:: AVAILABLE DATA
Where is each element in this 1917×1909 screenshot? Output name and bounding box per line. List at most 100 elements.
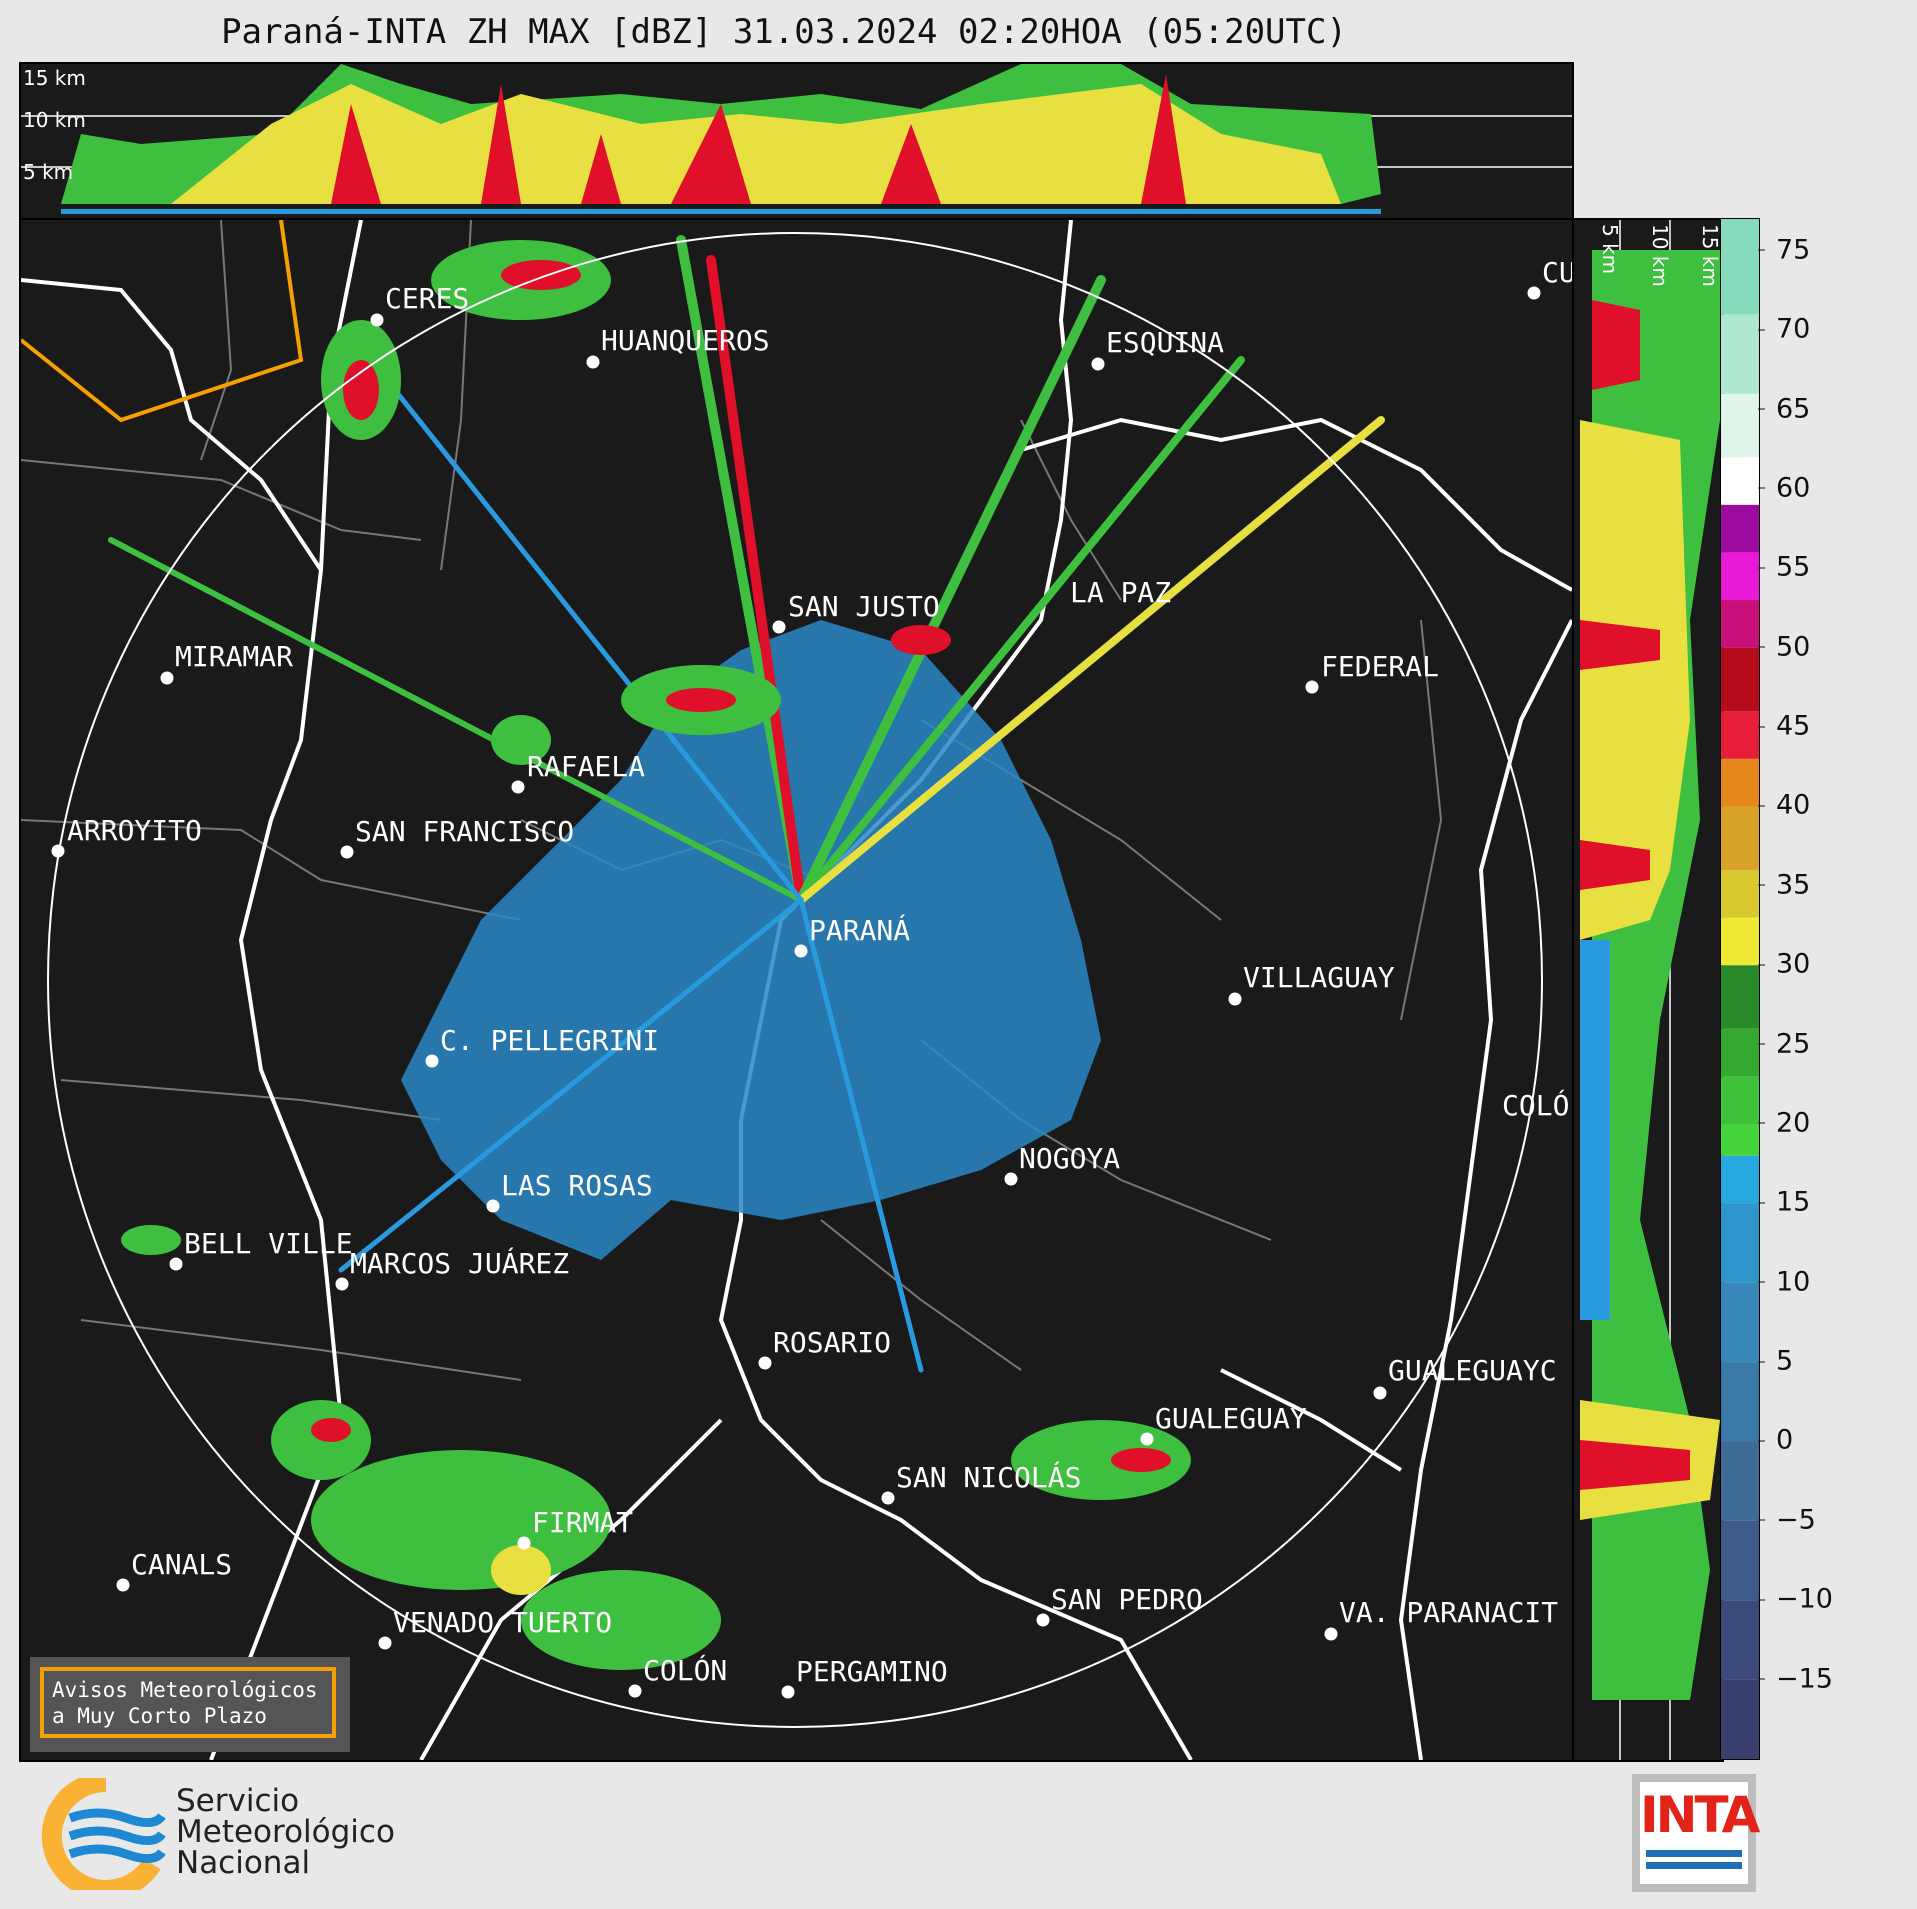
- city-label-firmat: FIRMAT: [532, 1506, 634, 1539]
- city-dot-san-nicolas: [881, 1491, 895, 1505]
- right-echo-profile: [1580, 220, 1720, 1760]
- inta-logo-text: INTA: [1640, 1786, 1760, 1844]
- colorbar-band: [1721, 314, 1759, 394]
- short-term-warnings-frame: Avisos Meteorológicos a Muy Corto Plazo: [40, 1667, 336, 1738]
- colorbar-tick-label: 40: [1757, 790, 1810, 821]
- colorbar-tick-label: 60: [1757, 472, 1810, 503]
- city-label-san-nicolas: SAN NICOLÁS: [896, 1461, 1082, 1494]
- colorbar-tick-label: 35: [1757, 869, 1810, 900]
- colorbar-tick-label: 30: [1757, 949, 1810, 980]
- city-label-esquina: ESQUINA: [1106, 326, 1225, 359]
- colorbar-tick-label: −5: [1758, 1504, 1816, 1535]
- city-dot-bell-ville: [169, 1257, 183, 1271]
- city-dot-huanqueros: [586, 355, 600, 369]
- city-label-villaguay: VILLAGUAY: [1243, 961, 1395, 994]
- city-label-arroyito: ARROYITO: [67, 814, 202, 847]
- colorbar-tick-label: 55: [1757, 552, 1810, 583]
- colorbar-band: [1721, 1076, 1759, 1124]
- city-label-bell-ville: BELL VILLE: [184, 1227, 353, 1260]
- city-label-federal: FEDERAL: [1321, 650, 1440, 683]
- radar-map: CERES HUANQUEROS ESQUINA CU SAN JUSTO LA…: [19, 218, 1574, 1762]
- colorbar-tick-label: 65: [1757, 393, 1810, 424]
- city-label-san-francisco: SAN FRANCISCO: [355, 815, 575, 848]
- colorbar-tick-label: 20: [1757, 1107, 1810, 1138]
- city-label-colon: COLÓN: [643, 1654, 728, 1687]
- city-label-pergamino: PERGAMINO: [796, 1655, 948, 1688]
- city-dot-esquina: [1091, 357, 1105, 371]
- city-dot-gualeguay: [1140, 1432, 1154, 1446]
- city-dot-federal: [1305, 680, 1319, 694]
- smn-logo-line-2: Meteorológico: [176, 1814, 395, 1850]
- colorbar-band: [1721, 1282, 1759, 1363]
- right-height-label-5: 5 km: [1598, 224, 1622, 275]
- colorbar-band: [1721, 600, 1759, 648]
- colorbar-band: [1721, 711, 1759, 759]
- city-label-c-pellegrini: C. PELLEGRINI: [440, 1024, 660, 1057]
- city-label-miramar: MIRAMAR: [175, 640, 294, 673]
- city-label-gualeguaychu: GUALEGUAYC: [1388, 1354, 1557, 1387]
- city-dot-las-rosas: [486, 1199, 500, 1213]
- colorbar-band: [1721, 1441, 1759, 1521]
- city-dot-venado-tuerto: [378, 1636, 392, 1650]
- colorbar-tick-label: 50: [1757, 631, 1810, 662]
- city-label-ceres: CERES: [385, 282, 470, 315]
- city-dot-pergamino: [781, 1685, 795, 1699]
- city-label-la-paz: LA PAZ: [1070, 576, 1172, 609]
- city-dot-san-francisco: [340, 845, 354, 859]
- colorbar-band: [1721, 457, 1759, 505]
- colorbar-band: [1721, 393, 1759, 458]
- city-dot-miramar: [160, 671, 174, 685]
- radial-beams: [108, 235, 1385, 1373]
- city-label-rosario: ROSARIO: [773, 1326, 892, 1359]
- city-dot-rosario: [758, 1356, 772, 1370]
- city-label-nogoya: NOGOYA: [1019, 1142, 1121, 1175]
- short-term-warnings-box: Avisos Meteorológicos a Muy Corto Plazo: [30, 1657, 350, 1752]
- right-height-label-10: 10 km: [1648, 224, 1672, 287]
- colorbar-band: [1721, 806, 1759, 870]
- colorbar-band: [1721, 965, 1759, 1029]
- city-label-las-rosas: LAS ROSAS: [501, 1169, 653, 1202]
- smn-logo-text: Servicio Meteorológico Nacional: [176, 1786, 395, 1879]
- top-height-label-5: 5 km: [23, 160, 74, 184]
- top-height-label-15: 15 km: [23, 66, 86, 90]
- colorbar-band: [1721, 1600, 1759, 1680]
- colorbar-tick-label: 5: [1757, 1346, 1793, 1377]
- chart-title: Paraná-INTA ZH MAX [dBZ] 31.03.2024 02:2…: [221, 12, 1347, 52]
- city-label-huanqueros: HUANQUEROS: [601, 324, 770, 357]
- smn-logo-line-3: Nacional: [176, 1845, 311, 1881]
- city-dot-parana: [794, 944, 808, 958]
- colorbar-tick-label: 10: [1757, 1266, 1810, 1297]
- warning-polygon: [21, 220, 304, 423]
- colorbar-tick-label: 15: [1757, 1187, 1810, 1218]
- city-label-canals: CANALS: [131, 1548, 233, 1581]
- city-dot-ceres: [370, 313, 384, 327]
- colorbar-tick-label: 25: [1757, 1028, 1810, 1059]
- colorbar-band: [1721, 1028, 1759, 1077]
- colorbar-band: [1721, 917, 1759, 966]
- city-dot-va-paranacito: [1324, 1627, 1338, 1641]
- colorbar-tick-label: −10: [1758, 1584, 1833, 1615]
- colorbar-band: [1721, 1520, 1759, 1601]
- city-dot-marcos-juarez: [335, 1277, 349, 1291]
- city-dot-san-justo: [772, 620, 786, 634]
- colorbar-tick-label: 45: [1757, 711, 1810, 742]
- colorbar-tick-label: 0: [1757, 1425, 1793, 1456]
- right-height-label-15: 15 km: [1698, 224, 1722, 287]
- top-height-label-10: 10 km: [23, 108, 86, 132]
- city-dot-villaguay: [1228, 992, 1242, 1006]
- notice-line-1: Avisos Meteorológicos: [52, 1678, 318, 1702]
- city-dot-firmat: [517, 1536, 531, 1550]
- city-dot-canals: [116, 1578, 130, 1592]
- city-label-cu: CU: [1542, 256, 1574, 289]
- right-height-panel: 5 km 10 km 15 km: [1568, 218, 1724, 1762]
- city-dot-arroyito: [51, 844, 65, 858]
- city-dot-gualeguaychu: [1373, 1386, 1387, 1400]
- city-label-san-justo: SAN JUSTO: [788, 590, 940, 623]
- top-height-panel: 15 km 10 km 5 km: [19, 62, 1574, 221]
- city-dot-cu: [1527, 286, 1541, 300]
- colorbar-tick-label: −15: [1758, 1663, 1833, 1694]
- smn-logo-icon: [41, 1778, 166, 1890]
- city-label-gualeguay: GUALEGUAY: [1155, 1402, 1307, 1435]
- city-label-venado-tuerto: VENADO TUERTO: [393, 1606, 613, 1639]
- city-label-rafaela: RAFAELA: [527, 750, 646, 783]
::::
Copy every item above word for word, leaving out the pictures.

Where is each element in this 1917×1909 screenshot? Output name and bounding box per line. List at most 100 elements.
- city-label-firmat: FIRMAT: [532, 1506, 634, 1539]
- city-dot-san-nicolas: [881, 1491, 895, 1505]
- right-echo-profile: [1580, 220, 1720, 1760]
- inta-logo-text: INTA: [1640, 1786, 1760, 1844]
- colorbar-band: [1721, 314, 1759, 394]
- short-term-warnings-frame: Avisos Meteorológicos a Muy Corto Plazo: [40, 1667, 336, 1738]
- colorbar-tick-label: 40: [1757, 790, 1810, 821]
- colorbar-tick-label: 60: [1757, 472, 1810, 503]
- city-label-san-nicolas: SAN NICOLÁS: [896, 1461, 1082, 1494]
- colorbar-tick-label: 35: [1757, 869, 1810, 900]
- colorbar-tick-label: 30: [1757, 949, 1810, 980]
- city-label-esquina: ESQUINA: [1106, 326, 1225, 359]
- colorbar-tick-label: −5: [1758, 1504, 1816, 1535]
- city-dot-bell-ville: [169, 1257, 183, 1271]
- city-dot-huanqueros: [586, 355, 600, 369]
- city-label-villaguay: VILLAGUAY: [1243, 961, 1395, 994]
- city-label-arroyito: ARROYITO: [67, 814, 202, 847]
- colorbar-tick-label: 55: [1757, 552, 1810, 583]
- colorbar-band: [1721, 1076, 1759, 1124]
- city-label-bell-ville: BELL VILLE: [184, 1227, 353, 1260]
- city-label-federal: FEDERAL: [1321, 650, 1440, 683]
- radar-map: CERES HUANQUEROS ESQUINA CU SAN JUSTO LA…: [19, 218, 1574, 1762]
- colorbar-tick-label: 65: [1757, 393, 1810, 424]
- city-label-san-francisco: SAN FRANCISCO: [355, 815, 575, 848]
- colorbar-tick-label: 20: [1757, 1107, 1810, 1138]
- city-label-colon: COLÓN: [643, 1654, 728, 1687]
- city-label-pergamino: PERGAMINO: [796, 1655, 948, 1688]
- city-dot-esquina: [1091, 357, 1105, 371]
- city-dot-gualeguay: [1140, 1432, 1154, 1446]
- city-dot-federal: [1305, 680, 1319, 694]
- smn-logo-line-2: Meteorológico: [176, 1814, 395, 1850]
- colorbar-band: [1721, 1282, 1759, 1363]
- right-height-label-5: 5 km: [1598, 224, 1622, 275]
- colorbar-band: [1721, 600, 1759, 648]
- colorbar-band: [1721, 711, 1759, 759]
- city-label-c-pellegrini: C. PELLEGRINI: [440, 1024, 660, 1057]
- city-label-miramar: MIRAMAR: [175, 640, 294, 673]
- city-label-gualeguaychu: GUALEGUAYC: [1388, 1354, 1557, 1387]
- city-dot-las-rosas: [486, 1199, 500, 1213]
- colorbar-band: [1721, 1441, 1759, 1521]
- city-dot-venado-tuerto: [378, 1636, 392, 1650]
- colorbar-tick-label: 50: [1757, 631, 1810, 662]
- city-label-ceres: CERES: [385, 282, 470, 315]
- city-dot-pergamino: [781, 1685, 795, 1699]
- city-label-la-paz: LA PAZ: [1070, 576, 1172, 609]
- city-dot-san-francisco: [340, 845, 354, 859]
- colorbar-band: [1721, 457, 1759, 505]
- colorbar-band: [1721, 393, 1759, 458]
- city-dot-miramar: [160, 671, 174, 685]
- radial-beams: [108, 235, 1385, 1373]
- city-label-rosario: ROSARIO: [773, 1326, 892, 1359]
- city-dot-rosario: [758, 1356, 772, 1370]
- city-label-nogoya: NOGOYA: [1019, 1142, 1121, 1175]
- short-term-warnings-box: Avisos Meteorológicos a Muy Corto Plazo: [30, 1657, 350, 1752]
- right-height-label-10: 10 km: [1648, 224, 1672, 287]
- colorbar-band: [1721, 806, 1759, 870]
- colorbar-band: [1721, 965, 1759, 1029]
- city-label-las-rosas: LAS ROSAS: [501, 1169, 653, 1202]
- smn-logo-text: Servicio Meteorológico Nacional: [176, 1786, 395, 1879]
- top-height-label-5: 5 km: [23, 160, 74, 184]
- top-height-label-15: 15 km: [23, 66, 86, 90]
- colorbar-band: [1721, 1600, 1759, 1680]
- colorbar-tick-label: 5: [1757, 1346, 1793, 1377]
- chart-title: Paraná-INTA ZH MAX [dBZ] 31.03.2024 02:2…: [221, 12, 1347, 52]
- city-label-huanqueros: HUANQUEROS: [601, 324, 770, 357]
- smn-logo-line-3: Nacional: [176, 1845, 311, 1881]
- city-dot-parana: [794, 944, 808, 958]
- colorbar-tick-label: 10: [1757, 1266, 1810, 1297]
- warning-polygon: [21, 220, 304, 423]
- colorbar-tick-label: 15: [1757, 1187, 1810, 1218]
- city-label-canals: CANALS: [131, 1548, 233, 1581]
- city-dot-ceres: [370, 313, 384, 327]
- colorbar-tick-label: 25: [1757, 1028, 1810, 1059]
- colorbar-band: [1721, 1028, 1759, 1077]
- colorbar-band: [1721, 917, 1759, 966]
- city-dot-va-paranacito: [1324, 1627, 1338, 1641]
- colorbar-tick-label: −10: [1758, 1584, 1833, 1615]
- colorbar-band: [1721, 1520, 1759, 1601]
- city-dot-marcos-juarez: [335, 1277, 349, 1291]
- city-dot-san-justo: [772, 620, 786, 634]
- colorbar-tick-label: 45: [1757, 711, 1810, 742]
- colorbar-tick-label: 0: [1757, 1425, 1793, 1456]
- right-height-label-15: 15 km: [1698, 224, 1722, 287]
- top-height-label-10: 10 km: [23, 108, 86, 132]
- city-dot-villaguay: [1228, 992, 1242, 1006]
- notice-line-1: Avisos Meteorológicos: [52, 1678, 318, 1702]
- city-dot-firmat: [517, 1536, 531, 1550]
- city-dot-canals: [116, 1578, 130, 1592]
- city-label-cu: CU: [1542, 256, 1574, 289]
- right-height-panel: 5 km 10 km 15 km: [1568, 218, 1724, 1762]
- city-dot-arroyito: [51, 844, 65, 858]
- city-dot-gualeguaychu: [1373, 1386, 1387, 1400]
- city-label-san-justo: SAN JUSTO: [788, 590, 940, 623]
- top-height-panel: 15 km 10 km 5 km: [19, 62, 1574, 221]
- city-dot-cu: [1527, 286, 1541, 300]
- colorbar-tick-label: −15: [1758, 1663, 1833, 1694]
- smn-logo-icon: [41, 1778, 166, 1890]
- city-label-gualeguay: GUALEGUAY: [1155, 1402, 1307, 1435]
- city-label-venado-tuerto: VENADO TUERTO: [393, 1606, 613, 1639]
- city-label-rafaela: RAFAELA: [527, 750, 646, 783]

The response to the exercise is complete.